Your goal: Return the lines where the word "Spherical" occurs.

Records about charts and figures:
- - - - -

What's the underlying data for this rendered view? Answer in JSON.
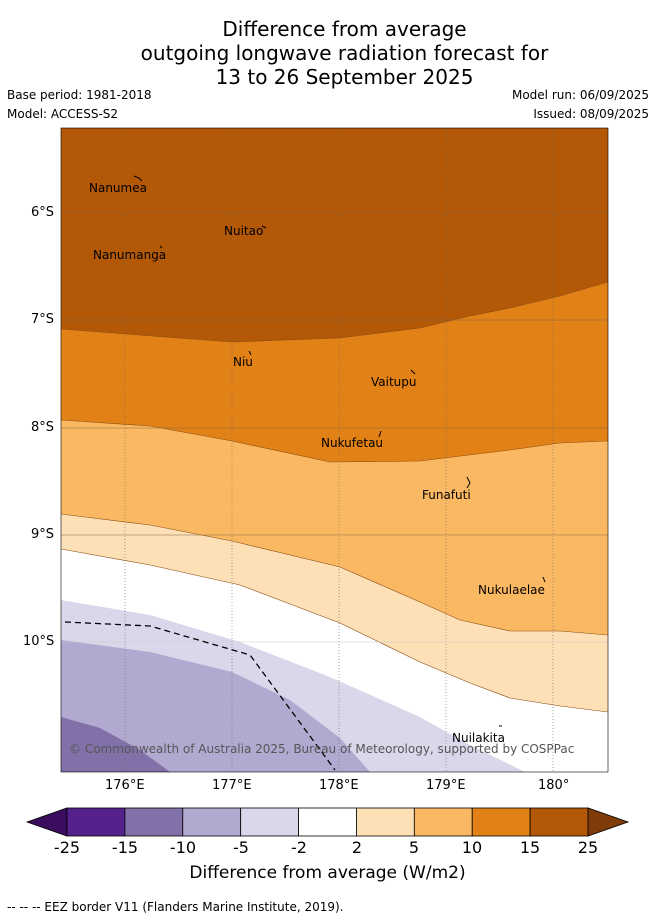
{
  "title": {
    "line1": "Difference from average",
    "line2": "outgoing longwave radiation forecast for",
    "line3": "13 to 26 September 2025"
  },
  "meta": {
    "base_period": "Base period: 1981-2018",
    "model": "Model: ACCESS-S2",
    "model_run": "Model run: 06/09/2025",
    "issued": "Issued: 08/09/2025"
  },
  "map": {
    "lat_labels": [
      "6°S",
      "7°S",
      "8°S",
      "9°S",
      "10°S"
    ],
    "lon_labels": [
      "176°E",
      "177°E",
      "178°E",
      "179°E",
      "180°"
    ],
    "places": [
      "Nanumea",
      "Nuitao",
      "Nanumanga",
      "Niu",
      "Vaitupu",
      "Nukufetau",
      "Funafuti",
      "Nukulaelae",
      "Nuilakita"
    ],
    "copyright": "© Commonwealth of Australia 2025, Bureau of Meteorology, supported by COSPPac"
  },
  "colorbar": {
    "ticks": [
      "-25",
      "-15",
      "-10",
      "-5",
      "-2",
      "2",
      "5",
      "10",
      "15",
      "25"
    ],
    "colors": [
      "#55228c",
      "#8270a8",
      "#b2a9d0",
      "#d9d8eb",
      "#ffffff",
      "#fde0b6",
      "#fbb862",
      "#e28116",
      "#b35806"
    ],
    "under_color": "#3a0d5e",
    "over_color": "#7f3b08",
    "title": "Difference from average (W/m2)"
  },
  "legend": {
    "eez": "--  --  -- EEZ border V11 (Flanders Marine Institute, 2019)."
  }
}
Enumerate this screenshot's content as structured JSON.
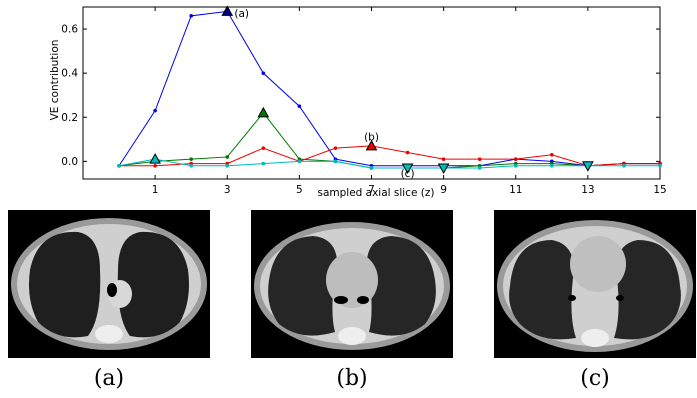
{
  "chart_data": {
    "type": "line",
    "xlabel": "sampled axial slice (z)",
    "ylabel": "VE contribution",
    "xlim": [
      -1,
      15
    ],
    "ylim": [
      -0.08,
      0.7
    ],
    "xticks": [
      1,
      3,
      5,
      7,
      9,
      11,
      13,
      15
    ],
    "yticks": [
      0.0,
      0.2,
      0.4,
      0.6
    ],
    "ytick_labels": [
      "0.0",
      "0.2",
      "0.4",
      "0.6"
    ],
    "x": [
      0,
      1,
      2,
      3,
      4,
      5,
      6,
      7,
      8,
      9,
      10,
      11,
      12,
      13,
      14,
      15
    ],
    "series": [
      {
        "color": "#0000ee",
        "values": [
          -0.02,
          0.23,
          0.66,
          0.68,
          0.4,
          0.25,
          0.01,
          -0.02,
          -0.02,
          -0.02,
          -0.02,
          0.01,
          0.0,
          -0.02,
          -0.01,
          -0.01
        ]
      },
      {
        "color": "#007700",
        "values": [
          -0.02,
          0.0,
          0.01,
          0.02,
          0.22,
          0.01,
          0.0,
          -0.03,
          -0.03,
          -0.03,
          -0.02,
          -0.01,
          -0.01,
          -0.02,
          -0.01,
          -0.01
        ]
      },
      {
        "color": "#ee0000",
        "values": [
          -0.02,
          -0.02,
          -0.01,
          -0.01,
          0.06,
          0.0,
          0.06,
          0.07,
          0.04,
          0.01,
          0.01,
          0.01,
          0.03,
          -0.02,
          -0.01,
          -0.01
        ]
      },
      {
        "color": "#00bbbb",
        "values": [
          -0.02,
          0.01,
          -0.02,
          -0.02,
          -0.01,
          0.0,
          0.0,
          -0.03,
          -0.03,
          -0.03,
          -0.03,
          -0.02,
          -0.02,
          -0.02,
          -0.02,
          -0.02
        ]
      }
    ],
    "markers": [
      {
        "x": 3,
        "y": 0.68,
        "shape": "up",
        "color": "#000080"
      },
      {
        "x": 1,
        "y": 0.01,
        "shape": "up",
        "color": "#00bbbb"
      },
      {
        "x": 4,
        "y": 0.22,
        "shape": "up",
        "color": "#007700"
      },
      {
        "x": 7,
        "y": 0.07,
        "shape": "up",
        "color": "#ee0000"
      },
      {
        "x": 8,
        "y": -0.03,
        "shape": "down",
        "color": "#00bbbb"
      },
      {
        "x": 9,
        "y": -0.03,
        "shape": "down",
        "color": "#00bbbb"
      },
      {
        "x": 13,
        "y": -0.02,
        "shape": "down",
        "color": "#00bbbb"
      }
    ],
    "annotations": [
      {
        "text": "(a)",
        "x": 3.4,
        "y": 0.655
      },
      {
        "text": "(b)",
        "x": 7.0,
        "y": 0.095
      },
      {
        "text": "(c)",
        "x": 8.0,
        "y": -0.07
      }
    ]
  },
  "panels": [
    {
      "caption": "(a)",
      "icon": "ct-lung-slice-upper"
    },
    {
      "caption": "(b)",
      "icon": "ct-lung-slice-middle"
    },
    {
      "caption": "(c)",
      "icon": "ct-lung-slice-lower"
    }
  ]
}
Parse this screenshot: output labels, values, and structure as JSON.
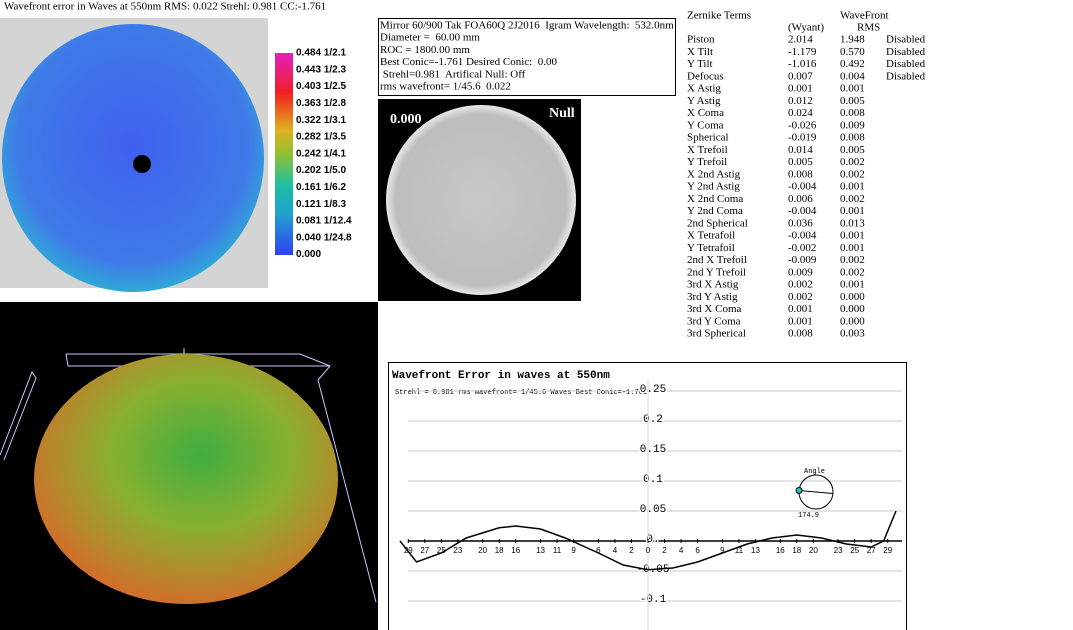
{
  "wavefront_map": {
    "title": "Wavefront error in Waves at 550nm  RMS: 0.022 Strehl: 0.981 CC:-1.761",
    "colorbar_labels": [
      "0.484 1/2.1",
      "0.443 1/2.3",
      "0.403 1/2.5",
      "0.363 1/2.8",
      "0.322 1/3.1",
      "0.282 1/3.5",
      "0.242 1/4.1",
      "0.202 1/5.0",
      "0.161 1/6.2",
      "0.121 1/8.3",
      "0.081 1/12.4",
      "0.040 1/24.8",
      "0.000"
    ]
  },
  "info_box": {
    "lines": [
      "Mirror 60/900 Tak FOA60Q 2J2016  Igram Wavelength:  532.0nm",
      "Diameter =  60.00 mm",
      "ROC = 1800.00 mm",
      "Best Conic=-1.761 Desired Conic:  0.00",
      " Strehl=0.981  Artifical Null: Off",
      "rms wavefront= 1/45.6  0.022"
    ]
  },
  "null_view": {
    "value_label": "0.000",
    "null_label": "Null"
  },
  "zernike_table": {
    "header_name": "Zernike Terms",
    "header_wyant": "(Wyant)",
    "header_wavefront": "WaveFront",
    "header_rms": "RMS",
    "rows": [
      [
        "Piston",
        "2.014",
        "1.948",
        "Disabled"
      ],
      [
        "X Tilt",
        "-1.179",
        "0.570",
        "Disabled"
      ],
      [
        "Y Tilt",
        "-1.016",
        "0.492",
        "Disabled"
      ],
      [
        "Defocus",
        "0.007",
        "0.004",
        "Disabled"
      ],
      [
        "X Astig",
        "0.001",
        "0.001"
      ],
      [
        "Y Astig",
        "0.012",
        "0.005"
      ],
      [
        "X Coma",
        "0.024",
        "0.008"
      ],
      [
        "Y Coma",
        "-0.026",
        "0.009"
      ],
      [
        "Spherical",
        "-0.019",
        "0.008"
      ],
      [
        "X Trefoil",
        "0.014",
        "0.005"
      ],
      [
        "Y Trefoil",
        "0.005",
        "0.002"
      ],
      [
        "X 2nd Astig",
        "0.008",
        "0.002"
      ],
      [
        "Y 2nd Astig",
        "-0.004",
        "0.001"
      ],
      [
        "X 2nd Coma",
        "0.006",
        "0.002"
      ],
      [
        "Y 2nd Coma",
        "-0.004",
        "0.001"
      ],
      [
        "2nd Spherical",
        "0.036",
        "0.013"
      ],
      [
        "X Tetrafoil",
        "-0.004",
        "0.001"
      ],
      [
        "Y Tetrafoil",
        "-0.002",
        "0.001"
      ],
      [
        "2nd X Trefoil",
        "-0.009",
        "0.002"
      ],
      [
        "2nd Y Trefoil",
        "0.009",
        "0.002"
      ],
      [
        "3rd X Astig",
        "0.002",
        "0.001"
      ],
      [
        "3rd Y Astig",
        "0.002",
        "0.000"
      ],
      [
        "3rd X Coma",
        "0.001",
        "0.000"
      ],
      [
        "3rd Y Coma",
        "0.001",
        "0.000"
      ],
      [
        "3rd Spherical",
        "0.008",
        "0.003"
      ]
    ]
  },
  "profile": {
    "title": "Wavefront Error in waves at 550nm",
    "subtitle": "Strehl = 0.981 rms wavefront= 1/45.6 Waves Best Conic=-1.761",
    "ylim": [
      -0.15,
      0.27
    ],
    "yticks": [
      0.25,
      0.2,
      0.15,
      0.1,
      0.05,
      {
        "value": 0,
        "label": "0."
      },
      -0.05,
      -0.1
    ],
    "xlim": [
      -30,
      30
    ],
    "xticks": [
      {
        "value": -29,
        "label": "29"
      },
      {
        "value": -27,
        "label": "27"
      },
      {
        "value": -25,
        "label": "25"
      },
      {
        "value": -23,
        "label": "23"
      },
      {
        "value": -20,
        "label": "20"
      },
      {
        "value": -18,
        "label": "18"
      },
      {
        "value": -16,
        "label": "16"
      },
      {
        "value": -13,
        "label": "13"
      },
      {
        "value": -11,
        "label": "11"
      },
      {
        "value": -9,
        "label": "9"
      },
      {
        "value": -6,
        "label": "6"
      },
      {
        "value": -4,
        "label": "4"
      },
      {
        "value": -2,
        "label": "2"
      },
      0,
      2,
      4,
      6,
      9,
      11,
      13,
      16,
      18,
      20,
      23,
      25,
      27,
      29
    ],
    "x": [
      -30,
      -28,
      -25,
      -22,
      -18,
      -16,
      -13,
      -10,
      -6,
      -3,
      0,
      3,
      6,
      9,
      12,
      15,
      18,
      21,
      24,
      27,
      28.5,
      30
    ],
    "values": [
      0.0,
      -0.035,
      -0.02,
      0.005,
      0.022,
      0.025,
      0.02,
      0.005,
      -0.02,
      -0.04,
      -0.048,
      -0.045,
      -0.035,
      -0.02,
      -0.005,
      0.005,
      0.01,
      0.005,
      -0.005,
      -0.01,
      0.0,
      0.05
    ],
    "color": "#000000",
    "angle_label": "Angle",
    "angle": 174.9
  }
}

- - - - -

Task solution:
        "Spherical",
        "2nd Spherical",
        "3rd Spherical",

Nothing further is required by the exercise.